[START OF Records supplied]
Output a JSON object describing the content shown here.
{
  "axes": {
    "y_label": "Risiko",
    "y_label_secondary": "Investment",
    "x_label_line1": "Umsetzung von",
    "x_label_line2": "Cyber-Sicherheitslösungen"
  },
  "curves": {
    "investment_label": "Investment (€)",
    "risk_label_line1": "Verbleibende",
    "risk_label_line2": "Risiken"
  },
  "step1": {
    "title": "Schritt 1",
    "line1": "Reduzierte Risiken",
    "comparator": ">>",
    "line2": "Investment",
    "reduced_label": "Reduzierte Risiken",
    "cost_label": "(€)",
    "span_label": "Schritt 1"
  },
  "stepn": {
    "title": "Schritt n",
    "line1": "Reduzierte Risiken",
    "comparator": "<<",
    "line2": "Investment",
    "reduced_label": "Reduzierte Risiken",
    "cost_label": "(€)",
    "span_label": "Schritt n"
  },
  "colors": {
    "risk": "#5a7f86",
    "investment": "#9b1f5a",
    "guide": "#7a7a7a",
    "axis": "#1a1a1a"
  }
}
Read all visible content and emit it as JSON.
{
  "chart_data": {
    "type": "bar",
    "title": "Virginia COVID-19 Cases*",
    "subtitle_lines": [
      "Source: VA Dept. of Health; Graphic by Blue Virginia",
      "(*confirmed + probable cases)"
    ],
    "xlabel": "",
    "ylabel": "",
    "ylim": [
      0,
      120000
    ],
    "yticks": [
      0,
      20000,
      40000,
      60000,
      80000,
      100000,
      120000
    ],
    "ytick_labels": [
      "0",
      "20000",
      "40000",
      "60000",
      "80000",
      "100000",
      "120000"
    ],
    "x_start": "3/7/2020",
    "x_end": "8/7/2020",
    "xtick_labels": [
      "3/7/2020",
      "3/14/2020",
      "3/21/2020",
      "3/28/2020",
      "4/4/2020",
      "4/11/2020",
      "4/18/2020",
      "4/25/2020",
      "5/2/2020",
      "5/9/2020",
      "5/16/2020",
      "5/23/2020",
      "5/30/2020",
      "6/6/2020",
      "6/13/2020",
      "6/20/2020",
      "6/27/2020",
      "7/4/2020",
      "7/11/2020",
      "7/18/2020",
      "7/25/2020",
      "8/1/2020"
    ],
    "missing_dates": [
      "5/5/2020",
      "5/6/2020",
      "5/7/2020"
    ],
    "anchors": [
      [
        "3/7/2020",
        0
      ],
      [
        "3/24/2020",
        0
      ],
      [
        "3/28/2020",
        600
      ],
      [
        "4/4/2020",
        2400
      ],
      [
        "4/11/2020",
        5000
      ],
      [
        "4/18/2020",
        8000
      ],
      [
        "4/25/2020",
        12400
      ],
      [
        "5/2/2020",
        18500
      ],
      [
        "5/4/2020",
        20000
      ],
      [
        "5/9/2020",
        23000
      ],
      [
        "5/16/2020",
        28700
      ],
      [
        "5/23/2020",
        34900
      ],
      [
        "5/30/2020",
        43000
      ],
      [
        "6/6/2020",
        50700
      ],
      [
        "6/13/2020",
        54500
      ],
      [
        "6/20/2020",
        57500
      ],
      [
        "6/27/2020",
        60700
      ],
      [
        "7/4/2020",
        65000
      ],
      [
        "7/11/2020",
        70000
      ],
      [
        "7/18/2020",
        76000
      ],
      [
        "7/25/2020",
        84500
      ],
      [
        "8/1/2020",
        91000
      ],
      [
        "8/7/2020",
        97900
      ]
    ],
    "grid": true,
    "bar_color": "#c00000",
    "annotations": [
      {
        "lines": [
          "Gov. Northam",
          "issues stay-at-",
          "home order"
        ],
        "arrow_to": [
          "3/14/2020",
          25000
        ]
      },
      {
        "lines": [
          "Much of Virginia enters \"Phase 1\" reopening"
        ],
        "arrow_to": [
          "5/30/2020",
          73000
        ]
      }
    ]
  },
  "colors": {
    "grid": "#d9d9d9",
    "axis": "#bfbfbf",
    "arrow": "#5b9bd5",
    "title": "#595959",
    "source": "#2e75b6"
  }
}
[END OF Records supplied]
■ Objective:
Every entry must be quoted exactly as it appears above.

■ Expected output:
Output a JSON object describing the content shown here.
{
  "axes": {
    "y_label": "Risiko",
    "y_label_secondary": "Investment",
    "x_label_line1": "Umsetzung von",
    "x_label_line2": "Cyber-Sicherheitslösungen"
  },
  "curves": {
    "investment_label": "Investment (€)",
    "risk_label_line1": "Verbleibende",
    "risk_label_line2": "Risiken"
  },
  "step1": {
    "title": "Schritt 1",
    "line1": "Reduzierte Risiken",
    "comparator": ">>",
    "line2": "Investment",
    "reduced_label": "Reduzierte Risiken",
    "cost_label": "(€)",
    "span_label": "Schritt 1"
  },
  "stepn": {
    "title": "Schritt n",
    "line1": "Reduzierte Risiken",
    "comparator": "<<",
    "line2": "Investment",
    "reduced_label": "Reduzierte Risiken",
    "cost_label": "(€)",
    "span_label": "Schritt n"
  },
  "colors": {
    "risk": "#5a7f86",
    "investment": "#9b1f5a",
    "guide": "#7a7a7a",
    "axis": "#1a1a1a"
  }
}
Read all visible content and emit it as JSON.
{
  "chart_data": {
    "type": "bar",
    "title": "Virginia COVID-19 Cases*",
    "subtitle_lines": [
      "Source: VA Dept. of Health; Graphic by Blue Virginia",
      "(*confirmed + probable cases)"
    ],
    "xlabel": "",
    "ylabel": "",
    "ylim": [
      0,
      120000
    ],
    "yticks": [
      0,
      20000,
      40000,
      60000,
      80000,
      100000,
      120000
    ],
    "ytick_labels": [
      "0",
      "20000",
      "40000",
      "60000",
      "80000",
      "100000",
      "120000"
    ],
    "x_start": "3/7/2020",
    "x_end": "8/7/2020",
    "xtick_labels": [
      "3/7/2020",
      "3/14/2020",
      "3/21/2020",
      "3/28/2020",
      "4/4/2020",
      "4/11/2020",
      "4/18/2020",
      "4/25/2020",
      "5/2/2020",
      "5/9/2020",
      "5/16/2020",
      "5/23/2020",
      "5/30/2020",
      "6/6/2020",
      "6/13/2020",
      "6/20/2020",
      "6/27/2020",
      "7/4/2020",
      "7/11/2020",
      "7/18/2020",
      "7/25/2020",
      "8/1/2020"
    ],
    "missing_dates": [
      "5/5/2020",
      "5/6/2020",
      "5/7/2020"
    ],
    "anchors": [
      [
        "3/7/2020",
        0
      ],
      [
        "3/24/2020",
        0
      ],
      [
        "3/28/2020",
        600
      ],
      [
        "4/4/2020",
        2400
      ],
      [
        "4/11/2020",
        5000
      ],
      [
        "4/18/2020",
        8000
      ],
      [
        "4/25/2020",
        12400
      ],
      [
        "5/2/2020",
        18500
      ],
      [
        "5/4/2020",
        20000
      ],
      [
        "5/9/2020",
        23000
      ],
      [
        "5/16/2020",
        28700
      ],
      [
        "5/23/2020",
        34900
      ],
      [
        "5/30/2020",
        43000
      ],
      [
        "6/6/2020",
        50700
      ],
      [
        "6/13/2020",
        54500
      ],
      [
        "6/20/2020",
        57500
      ],
      [
        "6/27/2020",
        60700
      ],
      [
        "7/4/2020",
        65000
      ],
      [
        "7/11/2020",
        70000
      ],
      [
        "7/18/2020",
        76000
      ],
      [
        "7/25/2020",
        84500
      ],
      [
        "8/1/2020",
        91000
      ],
      [
        "8/7/2020",
        97900
      ]
    ],
    "grid": true,
    "bar_color": "#c00000",
    "annotations": [
      {
        "lines": [
          "Gov. Northam",
          "issues stay-at-",
          "home order"
        ],
        "arrow_to": [
          "3/14/2020",
          25000
        ]
      },
      {
        "lines": [
          "Much of Virginia enters \"Phase 1\" reopening"
        ],
        "arrow_to": [
          "5/30/2020",
          73000
        ]
      }
    ]
  },
  "colors": {
    "grid": "#d9d9d9",
    "axis": "#bfbfbf",
    "arrow": "#5b9bd5",
    "title": "#595959",
    "source": "#2e75b6"
  }
}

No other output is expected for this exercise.